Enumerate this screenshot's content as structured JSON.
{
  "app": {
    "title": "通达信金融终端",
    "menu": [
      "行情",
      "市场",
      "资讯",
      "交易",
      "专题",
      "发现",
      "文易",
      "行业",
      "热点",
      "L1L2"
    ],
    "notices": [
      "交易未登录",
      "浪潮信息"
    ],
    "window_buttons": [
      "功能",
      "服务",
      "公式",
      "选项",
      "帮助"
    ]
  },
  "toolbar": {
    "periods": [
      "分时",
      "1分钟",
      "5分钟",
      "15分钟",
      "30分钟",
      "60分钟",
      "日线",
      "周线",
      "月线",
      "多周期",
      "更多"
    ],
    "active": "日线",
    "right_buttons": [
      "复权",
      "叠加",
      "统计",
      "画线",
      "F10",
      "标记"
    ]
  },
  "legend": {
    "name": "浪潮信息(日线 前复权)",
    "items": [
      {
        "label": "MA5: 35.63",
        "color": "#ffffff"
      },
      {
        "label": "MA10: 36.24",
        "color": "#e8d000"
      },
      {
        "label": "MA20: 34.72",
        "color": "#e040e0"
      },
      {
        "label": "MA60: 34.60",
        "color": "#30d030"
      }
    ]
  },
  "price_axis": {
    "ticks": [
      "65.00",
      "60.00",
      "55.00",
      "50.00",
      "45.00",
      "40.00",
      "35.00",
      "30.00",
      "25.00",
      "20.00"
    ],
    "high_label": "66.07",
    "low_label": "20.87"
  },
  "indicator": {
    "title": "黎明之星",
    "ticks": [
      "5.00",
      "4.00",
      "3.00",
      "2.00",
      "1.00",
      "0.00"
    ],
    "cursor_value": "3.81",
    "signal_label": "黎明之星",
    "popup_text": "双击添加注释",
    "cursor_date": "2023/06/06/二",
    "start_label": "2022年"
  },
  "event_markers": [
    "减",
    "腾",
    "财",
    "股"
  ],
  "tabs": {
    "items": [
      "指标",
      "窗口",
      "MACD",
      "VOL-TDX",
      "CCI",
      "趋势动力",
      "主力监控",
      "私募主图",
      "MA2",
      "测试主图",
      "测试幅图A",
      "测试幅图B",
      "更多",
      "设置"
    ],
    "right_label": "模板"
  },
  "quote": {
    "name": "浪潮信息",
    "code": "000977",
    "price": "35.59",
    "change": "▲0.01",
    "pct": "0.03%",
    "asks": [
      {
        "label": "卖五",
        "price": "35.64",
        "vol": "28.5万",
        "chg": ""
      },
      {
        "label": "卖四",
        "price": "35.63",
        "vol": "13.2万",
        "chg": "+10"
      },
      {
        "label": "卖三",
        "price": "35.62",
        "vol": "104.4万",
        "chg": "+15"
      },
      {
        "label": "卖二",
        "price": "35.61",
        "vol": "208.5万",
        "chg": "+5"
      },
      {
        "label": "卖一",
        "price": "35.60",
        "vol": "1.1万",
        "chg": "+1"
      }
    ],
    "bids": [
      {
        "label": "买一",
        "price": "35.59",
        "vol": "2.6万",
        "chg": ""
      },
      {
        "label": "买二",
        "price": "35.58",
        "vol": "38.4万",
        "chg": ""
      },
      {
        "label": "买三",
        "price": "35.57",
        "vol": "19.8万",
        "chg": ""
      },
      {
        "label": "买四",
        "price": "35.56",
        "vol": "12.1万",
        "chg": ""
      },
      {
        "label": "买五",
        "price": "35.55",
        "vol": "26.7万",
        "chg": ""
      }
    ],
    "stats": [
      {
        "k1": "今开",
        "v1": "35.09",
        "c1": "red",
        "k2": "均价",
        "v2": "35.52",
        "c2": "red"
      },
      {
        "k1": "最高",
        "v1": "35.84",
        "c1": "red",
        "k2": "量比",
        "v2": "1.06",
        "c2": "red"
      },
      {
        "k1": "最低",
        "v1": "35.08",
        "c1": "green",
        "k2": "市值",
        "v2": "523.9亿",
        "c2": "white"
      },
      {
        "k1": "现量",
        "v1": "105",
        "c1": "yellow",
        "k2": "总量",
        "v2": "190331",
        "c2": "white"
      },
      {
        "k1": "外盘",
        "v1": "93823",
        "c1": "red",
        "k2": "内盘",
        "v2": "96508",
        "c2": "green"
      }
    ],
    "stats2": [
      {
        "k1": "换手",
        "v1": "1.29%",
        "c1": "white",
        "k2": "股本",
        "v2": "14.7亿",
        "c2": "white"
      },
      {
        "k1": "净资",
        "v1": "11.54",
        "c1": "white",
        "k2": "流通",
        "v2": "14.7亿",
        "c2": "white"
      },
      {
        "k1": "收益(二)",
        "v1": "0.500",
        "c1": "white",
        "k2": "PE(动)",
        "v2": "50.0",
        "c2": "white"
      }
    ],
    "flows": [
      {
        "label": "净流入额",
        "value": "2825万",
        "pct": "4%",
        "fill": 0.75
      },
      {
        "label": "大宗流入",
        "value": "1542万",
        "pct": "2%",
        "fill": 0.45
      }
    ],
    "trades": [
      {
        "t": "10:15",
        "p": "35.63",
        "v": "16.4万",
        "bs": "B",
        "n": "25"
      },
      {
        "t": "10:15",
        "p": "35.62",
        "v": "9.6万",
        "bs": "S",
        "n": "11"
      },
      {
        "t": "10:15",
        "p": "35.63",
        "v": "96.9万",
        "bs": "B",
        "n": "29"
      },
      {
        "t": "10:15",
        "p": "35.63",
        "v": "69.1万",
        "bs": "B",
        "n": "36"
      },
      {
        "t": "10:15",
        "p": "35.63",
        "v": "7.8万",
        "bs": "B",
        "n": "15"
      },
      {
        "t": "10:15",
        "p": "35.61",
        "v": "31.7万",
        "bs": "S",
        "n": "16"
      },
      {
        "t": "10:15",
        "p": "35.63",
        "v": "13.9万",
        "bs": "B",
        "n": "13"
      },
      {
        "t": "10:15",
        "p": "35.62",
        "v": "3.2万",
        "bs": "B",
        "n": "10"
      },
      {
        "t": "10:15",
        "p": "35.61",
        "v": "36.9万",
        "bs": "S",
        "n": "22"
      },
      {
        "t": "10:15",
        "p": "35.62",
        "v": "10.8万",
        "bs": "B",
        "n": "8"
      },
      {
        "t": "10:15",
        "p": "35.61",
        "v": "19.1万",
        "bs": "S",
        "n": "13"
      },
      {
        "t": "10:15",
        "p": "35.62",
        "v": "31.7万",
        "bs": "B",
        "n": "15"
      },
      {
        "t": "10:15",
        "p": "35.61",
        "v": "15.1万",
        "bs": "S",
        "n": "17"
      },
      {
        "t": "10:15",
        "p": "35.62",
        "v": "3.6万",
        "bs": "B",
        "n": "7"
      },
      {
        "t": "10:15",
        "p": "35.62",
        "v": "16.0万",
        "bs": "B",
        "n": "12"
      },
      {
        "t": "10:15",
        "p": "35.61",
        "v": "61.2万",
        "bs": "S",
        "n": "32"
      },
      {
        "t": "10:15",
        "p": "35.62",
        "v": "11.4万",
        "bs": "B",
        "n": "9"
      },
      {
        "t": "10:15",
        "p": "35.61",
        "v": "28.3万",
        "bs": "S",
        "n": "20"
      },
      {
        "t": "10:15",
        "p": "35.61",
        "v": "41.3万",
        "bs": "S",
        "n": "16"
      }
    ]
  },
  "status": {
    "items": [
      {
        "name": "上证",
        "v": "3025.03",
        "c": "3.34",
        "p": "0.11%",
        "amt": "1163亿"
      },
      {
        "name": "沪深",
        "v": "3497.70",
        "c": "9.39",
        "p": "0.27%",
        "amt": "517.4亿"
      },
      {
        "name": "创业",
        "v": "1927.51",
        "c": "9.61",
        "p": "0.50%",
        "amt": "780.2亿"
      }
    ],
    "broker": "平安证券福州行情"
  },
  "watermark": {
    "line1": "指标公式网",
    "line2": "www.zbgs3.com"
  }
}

________________

- _Job_: Output the listing above word for word.

- _Solution for this problem_:
Enumerate this screenshot's content as structured JSON.
{
  "app": {
    "title": "通达信金融终端",
    "menu": [
      "行情",
      "市场",
      "资讯",
      "交易",
      "专题",
      "发现",
      "文易",
      "行业",
      "热点",
      "L1L2"
    ],
    "notices": [
      "交易未登录",
      "浪潮信息"
    ],
    "window_buttons": [
      "功能",
      "服务",
      "公式",
      "选项",
      "帮助"
    ]
  },
  "toolbar": {
    "periods": [
      "分时",
      "1分钟",
      "5分钟",
      "15分钟",
      "30分钟",
      "60分钟",
      "日线",
      "周线",
      "月线",
      "多周期",
      "更多"
    ],
    "active": "日线",
    "right_buttons": [
      "复权",
      "叠加",
      "统计",
      "画线",
      "F10",
      "标记"
    ]
  },
  "legend": {
    "name": "浪潮信息(日线 前复权)",
    "items": [
      {
        "label": "MA5: 35.63",
        "color": "#ffffff"
      },
      {
        "label": "MA10: 36.24",
        "color": "#e8d000"
      },
      {
        "label": "MA20: 34.72",
        "color": "#e040e0"
      },
      {
        "label": "MA60: 34.60",
        "color": "#30d030"
      }
    ]
  },
  "price_axis": {
    "ticks": [
      "65.00",
      "60.00",
      "55.00",
      "50.00",
      "45.00",
      "40.00",
      "35.00",
      "30.00",
      "25.00",
      "20.00"
    ],
    "high_label": "66.07",
    "low_label": "20.87"
  },
  "indicator": {
    "title": "黎明之星",
    "ticks": [
      "5.00",
      "4.00",
      "3.00",
      "2.00",
      "1.00",
      "0.00"
    ],
    "cursor_value": "3.81",
    "signal_label": "黎明之星",
    "popup_text": "双击添加注释",
    "cursor_date": "2023/06/06/二",
    "start_label": "2022年"
  },
  "event_markers": [
    "减",
    "腾",
    "财",
    "股"
  ],
  "tabs": {
    "items": [
      "指标",
      "窗口",
      "MACD",
      "VOL-TDX",
      "CCI",
      "趋势动力",
      "主力监控",
      "私募主图",
      "MA2",
      "测试主图",
      "测试幅图A",
      "测试幅图B",
      "更多",
      "设置"
    ],
    "right_label": "模板"
  },
  "quote": {
    "name": "浪潮信息",
    "code": "000977",
    "price": "35.59",
    "change": "▲0.01",
    "pct": "0.03%",
    "asks": [
      {
        "label": "卖五",
        "price": "35.64",
        "vol": "28.5万",
        "chg": ""
      },
      {
        "label": "卖四",
        "price": "35.63",
        "vol": "13.2万",
        "chg": "+10"
      },
      {
        "label": "卖三",
        "price": "35.62",
        "vol": "104.4万",
        "chg": "+15"
      },
      {
        "label": "卖二",
        "price": "35.61",
        "vol": "208.5万",
        "chg": "+5"
      },
      {
        "label": "卖一",
        "price": "35.60",
        "vol": "1.1万",
        "chg": "+1"
      }
    ],
    "bids": [
      {
        "label": "买一",
        "price": "35.59",
        "vol": "2.6万",
        "chg": ""
      },
      {
        "label": "买二",
        "price": "35.58",
        "vol": "38.4万",
        "chg": ""
      },
      {
        "label": "买三",
        "price": "35.57",
        "vol": "19.8万",
        "chg": ""
      },
      {
        "label": "买四",
        "price": "35.56",
        "vol": "12.1万",
        "chg": ""
      },
      {
        "label": "买五",
        "price": "35.55",
        "vol": "26.7万",
        "chg": ""
      }
    ],
    "stats": [
      {
        "k1": "今开",
        "v1": "35.09",
        "c1": "red",
        "k2": "均价",
        "v2": "35.52",
        "c2": "red"
      },
      {
        "k1": "最高",
        "v1": "35.84",
        "c1": "red",
        "k2": "量比",
        "v2": "1.06",
        "c2": "red"
      },
      {
        "k1": "最低",
        "v1": "35.08",
        "c1": "green",
        "k2": "市值",
        "v2": "523.9亿",
        "c2": "white"
      },
      {
        "k1": "现量",
        "v1": "105",
        "c1": "yellow",
        "k2": "总量",
        "v2": "190331",
        "c2": "white"
      },
      {
        "k1": "外盘",
        "v1": "93823",
        "c1": "red",
        "k2": "内盘",
        "v2": "96508",
        "c2": "green"
      }
    ],
    "stats2": [
      {
        "k1": "换手",
        "v1": "1.29%",
        "c1": "white",
        "k2": "股本",
        "v2": "14.7亿",
        "c2": "white"
      },
      {
        "k1": "净资",
        "v1": "11.54",
        "c1": "white",
        "k2": "流通",
        "v2": "14.7亿",
        "c2": "white"
      },
      {
        "k1": "收益(二)",
        "v1": "0.500",
        "c1": "white",
        "k2": "PE(动)",
        "v2": "50.0",
        "c2": "white"
      }
    ],
    "flows": [
      {
        "label": "净流入额",
        "value": "2825万",
        "pct": "4%",
        "fill": 0.75
      },
      {
        "label": "大宗流入",
        "value": "1542万",
        "pct": "2%",
        "fill": 0.45
      }
    ],
    "trades": [
      {
        "t": "10:15",
        "p": "35.63",
        "v": "16.4万",
        "bs": "B",
        "n": "25"
      },
      {
        "t": "10:15",
        "p": "35.62",
        "v": "9.6万",
        "bs": "S",
        "n": "11"
      },
      {
        "t": "10:15",
        "p": "35.63",
        "v": "96.9万",
        "bs": "B",
        "n": "29"
      },
      {
        "t": "10:15",
        "p": "35.63",
        "v": "69.1万",
        "bs": "B",
        "n": "36"
      },
      {
        "t": "10:15",
        "p": "35.63",
        "v": "7.8万",
        "bs": "B",
        "n": "15"
      },
      {
        "t": "10:15",
        "p": "35.61",
        "v": "31.7万",
        "bs": "S",
        "n": "16"
      },
      {
        "t": "10:15",
        "p": "35.63",
        "v": "13.9万",
        "bs": "B",
        "n": "13"
      },
      {
        "t": "10:15",
        "p": "35.62",
        "v": "3.2万",
        "bs": "B",
        "n": "10"
      },
      {
        "t": "10:15",
        "p": "35.61",
        "v": "36.9万",
        "bs": "S",
        "n": "22"
      },
      {
        "t": "10:15",
        "p": "35.62",
        "v": "10.8万",
        "bs": "B",
        "n": "8"
      },
      {
        "t": "10:15",
        "p": "35.61",
        "v": "19.1万",
        "bs": "S",
        "n": "13"
      },
      {
        "t": "10:15",
        "p": "35.62",
        "v": "31.7万",
        "bs": "B",
        "n": "15"
      },
      {
        "t": "10:15",
        "p": "35.61",
        "v": "15.1万",
        "bs": "S",
        "n": "17"
      },
      {
        "t": "10:15",
        "p": "35.62",
        "v": "3.6万",
        "bs": "B",
        "n": "7"
      },
      {
        "t": "10:15",
        "p": "35.62",
        "v": "16.0万",
        "bs": "B",
        "n": "12"
      },
      {
        "t": "10:15",
        "p": "35.61",
        "v": "61.2万",
        "bs": "S",
        "n": "32"
      },
      {
        "t": "10:15",
        "p": "35.62",
        "v": "11.4万",
        "bs": "B",
        "n": "9"
      },
      {
        "t": "10:15",
        "p": "35.61",
        "v": "28.3万",
        "bs": "S",
        "n": "20"
      },
      {
        "t": "10:15",
        "p": "35.61",
        "v": "41.3万",
        "bs": "S",
        "n": "16"
      }
    ]
  },
  "status": {
    "items": [
      {
        "name": "上证",
        "v": "3025.03",
        "c": "3.34",
        "p": "0.11%",
        "amt": "1163亿"
      },
      {
        "name": "沪深",
        "v": "3497.70",
        "c": "9.39",
        "p": "0.27%",
        "amt": "517.4亿"
      },
      {
        "name": "创业",
        "v": "1927.51",
        "c": "9.61",
        "p": "0.50%",
        "amt": "780.2亿"
      }
    ],
    "broker": "平安证券福州行情"
  },
  "watermark": {
    "line1": "指标公式网",
    "line2": "www.zbgs3.com"
  }
}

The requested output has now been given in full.